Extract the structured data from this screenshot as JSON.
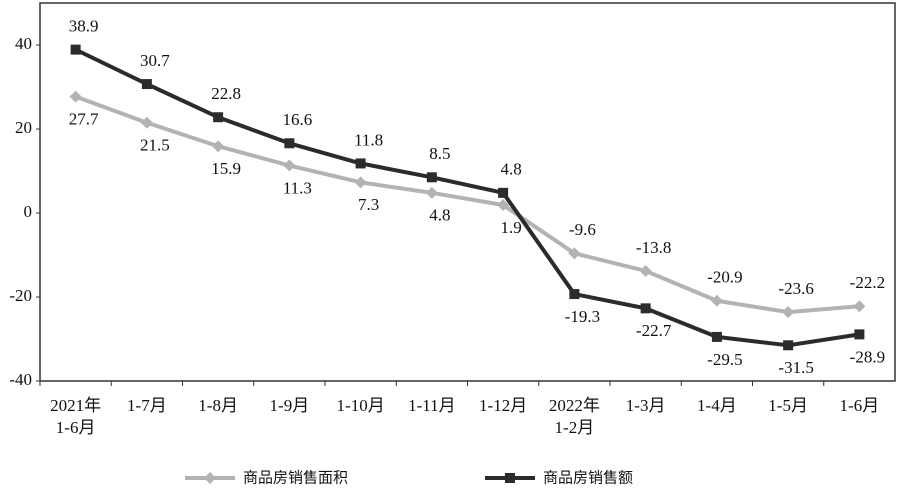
{
  "chart_data": {
    "type": "line",
    "categories": [
      "2021年\n1-6月",
      "1-7月",
      "1-8月",
      "1-9月",
      "1-10月",
      "1-11月",
      "1-12月",
      "2022年\n1-2月",
      "1-3月",
      "1-4月",
      "1-5月",
      "1-6月"
    ],
    "series": [
      {
        "name": "商品房销售面积",
        "color": "#b3b3b3",
        "marker": "diamond",
        "values": [
          27.7,
          21.5,
          15.9,
          11.3,
          7.3,
          4.8,
          1.9,
          -9.6,
          -13.8,
          -20.9,
          -23.6,
          -22.2
        ]
      },
      {
        "name": "商品房销售额",
        "color": "#2b2b2b",
        "marker": "square",
        "values": [
          38.9,
          30.7,
          22.8,
          16.6,
          11.8,
          8.5,
          4.8,
          -19.3,
          -22.7,
          -29.5,
          -31.5,
          -28.9
        ]
      }
    ],
    "ylim": [
      -40,
      50
    ],
    "yticks": [
      -40,
      -20,
      0,
      20,
      40
    ]
  }
}
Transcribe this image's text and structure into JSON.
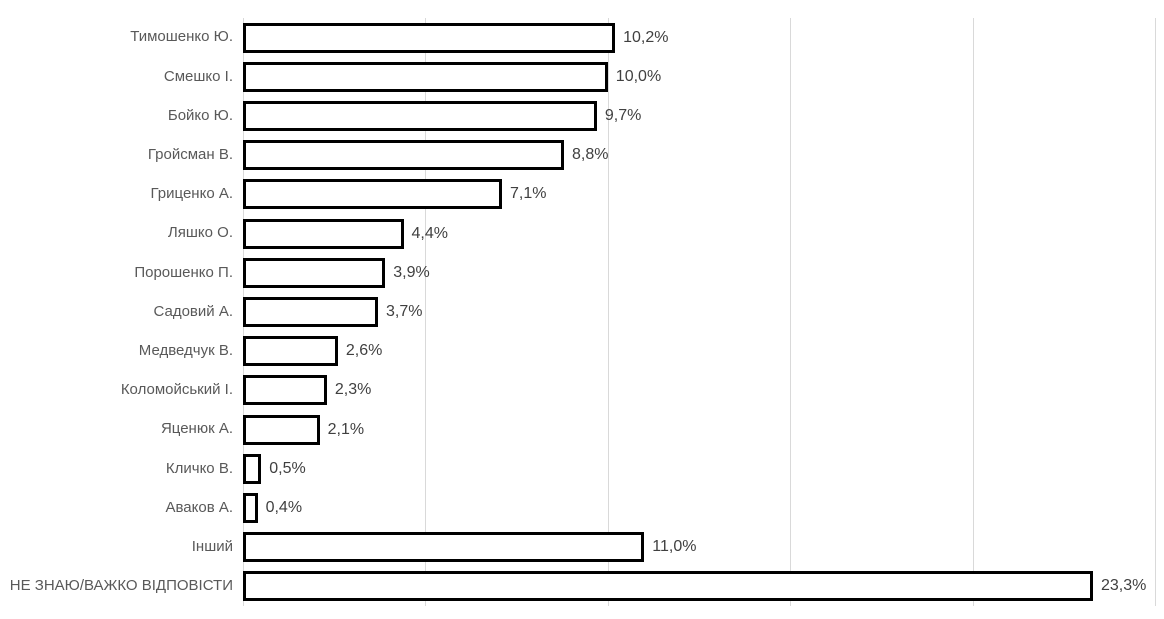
{
  "chart_data": {
    "type": "bar",
    "orientation": "horizontal",
    "title": "",
    "xlabel": "",
    "ylabel": "",
    "categories": [
      "Тимошенко Ю.",
      "Смешко І.",
      "Бойко Ю.",
      "Гройсман В.",
      "Гриценко А.",
      "Ляшко О.",
      "Порошенко П.",
      "Садовий А.",
      "Медведчук В.",
      "Коломойський І.",
      "Яценюк А.",
      "Кличко В.",
      "Аваков А.",
      "Інший",
      "НЕ ЗНАЮ/ВАЖКО ВІДПОВІСТИ"
    ],
    "values": [
      10.2,
      10.0,
      9.7,
      8.8,
      7.1,
      4.4,
      3.9,
      3.7,
      2.6,
      2.3,
      2.1,
      0.5,
      0.4,
      11.0,
      23.3
    ],
    "value_labels": [
      "10,2%",
      "10,0%",
      "9,7%",
      "8,8%",
      "7,1%",
      "4,4%",
      "3,9%",
      "3,7%",
      "2,6%",
      "2,3%",
      "2,1%",
      "0,5%",
      "0,4%",
      "11,0%",
      "23,3%"
    ],
    "xlim": [
      0,
      25
    ],
    "gridline_step": 5,
    "grid": true,
    "legend": false,
    "axis_tick_labels": false,
    "colors": {
      "bar_fill": "#ffffff",
      "bar_border": "#000000",
      "category_label": "#595959",
      "value_label": "#404040",
      "gridline": "#d9d9d9",
      "background": "#ffffff"
    }
  }
}
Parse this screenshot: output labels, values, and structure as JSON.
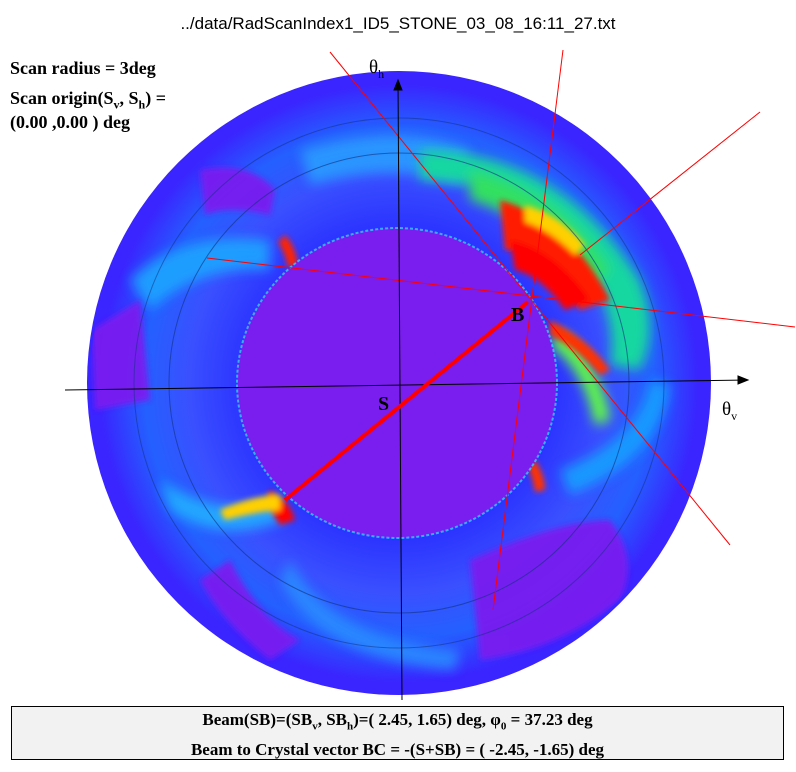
{
  "chart_data": {
    "type": "heatmap",
    "title": "../data/RadScanIndex1_ID5_STONE_03_08_16:11_27.txt",
    "info": {
      "scan_radius_label": "Scan  radius =  3deg",
      "scan_origin_label": "Scan origin(S",
      "scan_origin_sub_v": "v",
      "scan_origin_mid": ", S",
      "scan_origin_sub_h": "h",
      "scan_origin_end": ") =",
      "scan_origin_value": "(0.00  ,0.00  ) deg"
    },
    "axes": {
      "x_label": "θ",
      "x_sub": "v",
      "y_label": "θ",
      "y_sub": "h"
    },
    "points": {
      "origin_label": "S",
      "beam_label": "B"
    },
    "beam_vector_deg": {
      "SB_v": 2.45,
      "SB_h": 1.65,
      "phi0": 37.23
    },
    "footer": {
      "line1_a": "Beam(SB)=(SB",
      "line1_sub_v": "v",
      "line1_b": ", SB",
      "line1_sub_h": "h",
      "line1_c": ")=(  2.45,  1.65) deg,     φ",
      "line1_sub_0": "0",
      "line1_d": " = 37.23 deg",
      "line2": "Beam to Crystal vector BC = -(S+SB) = ( -2.45, -1.65) deg"
    },
    "colors": {
      "background_ring": "#3a24ff",
      "inner_disk": "#7a1ef0",
      "high": "#ff0000",
      "mid": "#00d060",
      "low": "#18a8ff",
      "beam_line": "#ff0000"
    }
  }
}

#####

• What the exercise asks:
Report each line in the data that holds the word "values".

• Finished answer:
        "values": [
        "values": [
    "values": [
Parse this screenshot: output labels, values, and structure as JSON.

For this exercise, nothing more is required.